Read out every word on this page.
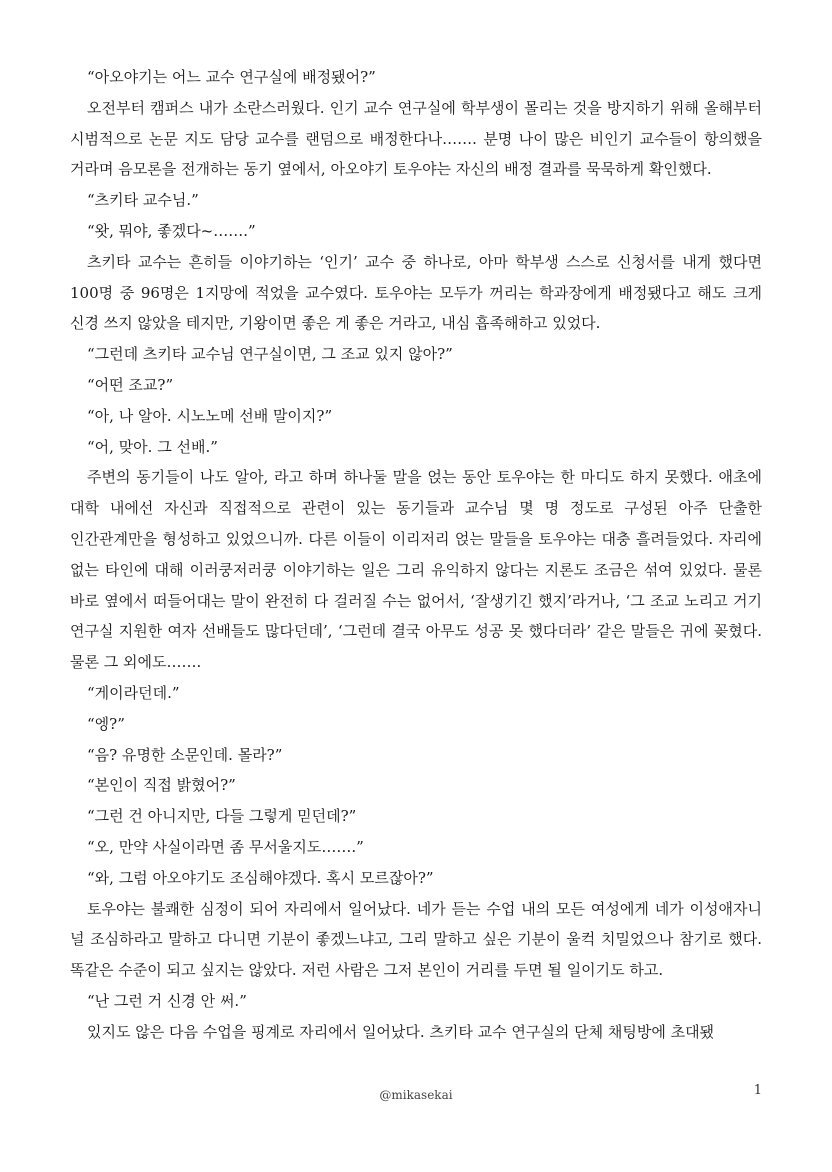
“아오야기는 어느 교수 연구실에 배정됐어?”

오전부터 캠퍼스 내가 소란스러웠다. 인기 교수 연구실에 학부생이 몰리는 것을 방지하기 위해 올해부터 시범적으로 논문 지도 담당 교수를 랜덤으로 배정한다나……. 분명 나이 많은 비인기 교수들이 항의했을 거라며 음모론을 전개하는 동기 옆에서, 아오야기 토우야는 자신의 배정 결과를 묵묵하게 확인했다.

“츠키타 교수님.”

“왓, 뭐야, 좋겠다~…….”

츠키타 교수는 흔히들 이야기하는 ‘인기’ 교수 중 하나로, 아마 학부생 스스로 신청서를 내게 했다면 100명 중 96명은 1지망에 적었을 교수였다. 토우야는 모두가 꺼리는 학과장에게 배정됐다고 해도 크게 신경 쓰지 않았을 테지만, 기왕이면 좋은 게 좋은 거라고, 내심 흡족해하고 있었다.

“그런데 츠키타 교수님 연구실이면, 그 조교 있지 않아?”

“어떤 조교?”

“아, 나 알아. 시노노메 선배 말이지?”

“어, 맞아. 그 선배.”

주변의 동기들이 나도 알아, 라고 하며 하나둘 말을 얹는 동안 토우야는 한 마디도 하지 못했다. 애초에 대학 내에선 자신과 직접적으로 관련이 있는 동기들과 교수님 몇 명 정도로 구성된 아주 단출한 인간관계만을 형성하고 있었으니까. 다른 이들이 이리저리 얹는 말들을 토우야는 대충 흘려들었다. 자리에 없는 타인에 대해 이러쿵저러쿵 이야기하는 일은 그리 유익하지 않다는 지론도 조금은 섞여 있었다. 물론 바로 옆에서 떠들어대는 말이 완전히 다 걸러질 수는 없어서, ‘잘생기긴 했지’라거나, ‘그 조교 노리고 거기 연구실 지원한 여자 선배들도 많다던데’, ‘그런데 결국 아무도 성공 못 했다더라’ 같은 말들은 귀에 꽂혔다. 물론 그 외에도…….

“게이라던데.”

“엥?”

“음? 유명한 소문인데. 몰라?”

“본인이 직접 밝혔어?”

“그런 건 아니지만, 다들 그렇게 믿던데?”

“오, 만약 사실이라면 좀 무서울지도…….”

“와, 그럼 아오야기도 조심해야겠다. 혹시 모르잖아?”

토우야는 불쾌한 심정이 되어 자리에서 일어났다. 네가 듣는 수업 내의 모든 여성에게 네가 이성애자니 널 조심하라고 말하고 다니면 기분이 좋겠느냐고, 그리 말하고 싶은 기분이 울컥 치밀었으나 참기로 했다. 똑같은 수준이 되고 싶지는 않았다. 저런 사람은 그저 본인이 거리를 두면 될 일이기도 하고.

“난 그런 거 신경 안 써.”

있지도 않은 다음 수업을 핑계로 자리에서 일어났다. 츠키타 교수 연구실의 단체 채팅방에 초대됐

@mikasekai	1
= = = = =
Stated goal: Write out the records above once more, word for word, with no pictures.

Finished exercise:
Read out every word on this page.
“아오야기는 어느 교수 연구실에 배정됐어?”

오전부터 캠퍼스 내가 소란스러웠다. 인기 교수 연구실에 학부생이 몰리는 것을 방지하기 위해 올해부터 시범적으로 논문 지도 담당 교수를 랜덤으로 배정한다나……. 분명 나이 많은 비인기 교수들이 항의했을 거라며 음모론을 전개하는 동기 옆에서, 아오야기 토우야는 자신의 배정 결과를 묵묵하게 확인했다.

“츠키타 교수님.”

“왓, 뭐야, 좋겠다~…….”

츠키타 교수는 흔히들 이야기하는 ‘인기’ 교수 중 하나로, 아마 학부생 스스로 신청서를 내게 했다면 100명 중 96명은 1지망에 적었을 교수였다. 토우야는 모두가 꺼리는 학과장에게 배정됐다고 해도 크게 신경 쓰지 않았을 테지만, 기왕이면 좋은 게 좋은 거라고, 내심 흡족해하고 있었다.

“그런데 츠키타 교수님 연구실이면, 그 조교 있지 않아?”

“어떤 조교?”

“아, 나 알아. 시노노메 선배 말이지?”

“어, 맞아. 그 선배.”

주변의 동기들이 나도 알아, 라고 하며 하나둘 말을 얹는 동안 토우야는 한 마디도 하지 못했다. 애초에 대학 내에선 자신과 직접적으로 관련이 있는 동기들과 교수님 몇 명 정도로 구성된 아주 단출한 인간관계만을 형성하고 있었으니까. 다른 이들이 이리저리 얹는 말들을 토우야는 대충 흘려들었다. 자리에 없는 타인에 대해 이러쿵저러쿵 이야기하는 일은 그리 유익하지 않다는 지론도 조금은 섞여 있었다. 물론 바로 옆에서 떠들어대는 말이 완전히 다 걸러질 수는 없어서, ‘잘생기긴 했지’라거나, ‘그 조교 노리고 거기 연구실 지원한 여자 선배들도 많다던데’, ‘그런데 결국 아무도 성공 못 했다더라’ 같은 말들은 귀에 꽂혔다. 물론 그 외에도…….

“게이라던데.”

“엥?”

“음? 유명한 소문인데. 몰라?”

“본인이 직접 밝혔어?”

“그런 건 아니지만, 다들 그렇게 믿던데?”

“오, 만약 사실이라면 좀 무서울지도…….”

“와, 그럼 아오야기도 조심해야겠다. 혹시 모르잖아?”

토우야는 불쾌한 심정이 되어 자리에서 일어났다. 네가 듣는 수업 내의 모든 여성에게 네가 이성애자니 널 조심하라고 말하고 다니면 기분이 좋겠느냐고, 그리 말하고 싶은 기분이 울컥 치밀었으나 참기로 했다. 똑같은 수준이 되고 싶지는 않았다. 저런 사람은 그저 본인이 거리를 두면 될 일이기도 하고.

“난 그런 거 신경 안 써.”

있지도 않은 다음 수업을 핑계로 자리에서 일어났다. 츠키타 교수 연구실의 단체 채팅방에 초대됐

@mikasekai	1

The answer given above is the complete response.